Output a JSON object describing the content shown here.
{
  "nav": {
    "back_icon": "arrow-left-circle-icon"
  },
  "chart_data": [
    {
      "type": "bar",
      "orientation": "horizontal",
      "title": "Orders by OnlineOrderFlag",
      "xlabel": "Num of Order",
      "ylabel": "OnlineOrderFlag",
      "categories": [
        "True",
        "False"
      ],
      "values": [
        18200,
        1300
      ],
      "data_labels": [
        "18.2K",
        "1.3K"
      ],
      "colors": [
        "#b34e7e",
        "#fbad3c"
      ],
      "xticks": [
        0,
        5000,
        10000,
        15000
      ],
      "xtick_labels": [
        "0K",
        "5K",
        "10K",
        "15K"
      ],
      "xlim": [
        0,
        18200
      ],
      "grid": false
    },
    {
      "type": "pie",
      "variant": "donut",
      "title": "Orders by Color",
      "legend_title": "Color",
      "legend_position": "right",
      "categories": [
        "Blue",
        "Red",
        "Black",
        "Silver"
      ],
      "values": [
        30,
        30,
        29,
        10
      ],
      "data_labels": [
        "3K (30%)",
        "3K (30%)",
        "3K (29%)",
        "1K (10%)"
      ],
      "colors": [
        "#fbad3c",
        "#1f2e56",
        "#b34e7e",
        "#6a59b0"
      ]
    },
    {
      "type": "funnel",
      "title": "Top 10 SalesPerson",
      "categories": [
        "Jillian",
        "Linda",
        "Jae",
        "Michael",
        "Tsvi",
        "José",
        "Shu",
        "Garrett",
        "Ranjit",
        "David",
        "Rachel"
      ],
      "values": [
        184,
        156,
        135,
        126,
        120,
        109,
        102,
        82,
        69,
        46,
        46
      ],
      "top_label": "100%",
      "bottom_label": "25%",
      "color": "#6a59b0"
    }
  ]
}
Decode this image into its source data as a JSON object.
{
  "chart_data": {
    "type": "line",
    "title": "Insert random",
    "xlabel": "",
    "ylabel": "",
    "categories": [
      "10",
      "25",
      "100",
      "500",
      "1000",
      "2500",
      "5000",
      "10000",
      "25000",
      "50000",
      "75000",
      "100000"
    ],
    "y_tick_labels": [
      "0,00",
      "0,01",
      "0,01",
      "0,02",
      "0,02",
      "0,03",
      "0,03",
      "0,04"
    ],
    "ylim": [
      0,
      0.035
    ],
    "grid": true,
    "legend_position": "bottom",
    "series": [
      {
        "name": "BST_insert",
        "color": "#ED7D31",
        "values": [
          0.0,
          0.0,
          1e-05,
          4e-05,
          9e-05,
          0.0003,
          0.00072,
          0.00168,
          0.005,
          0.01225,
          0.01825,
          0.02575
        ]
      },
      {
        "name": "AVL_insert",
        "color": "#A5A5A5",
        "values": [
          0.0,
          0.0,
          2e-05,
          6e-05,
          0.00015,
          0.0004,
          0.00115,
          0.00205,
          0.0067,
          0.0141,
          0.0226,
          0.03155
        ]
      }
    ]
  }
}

* **Task**: Tally how many lines in the material above hold the word "type". Write only that number.

* **Response**: 4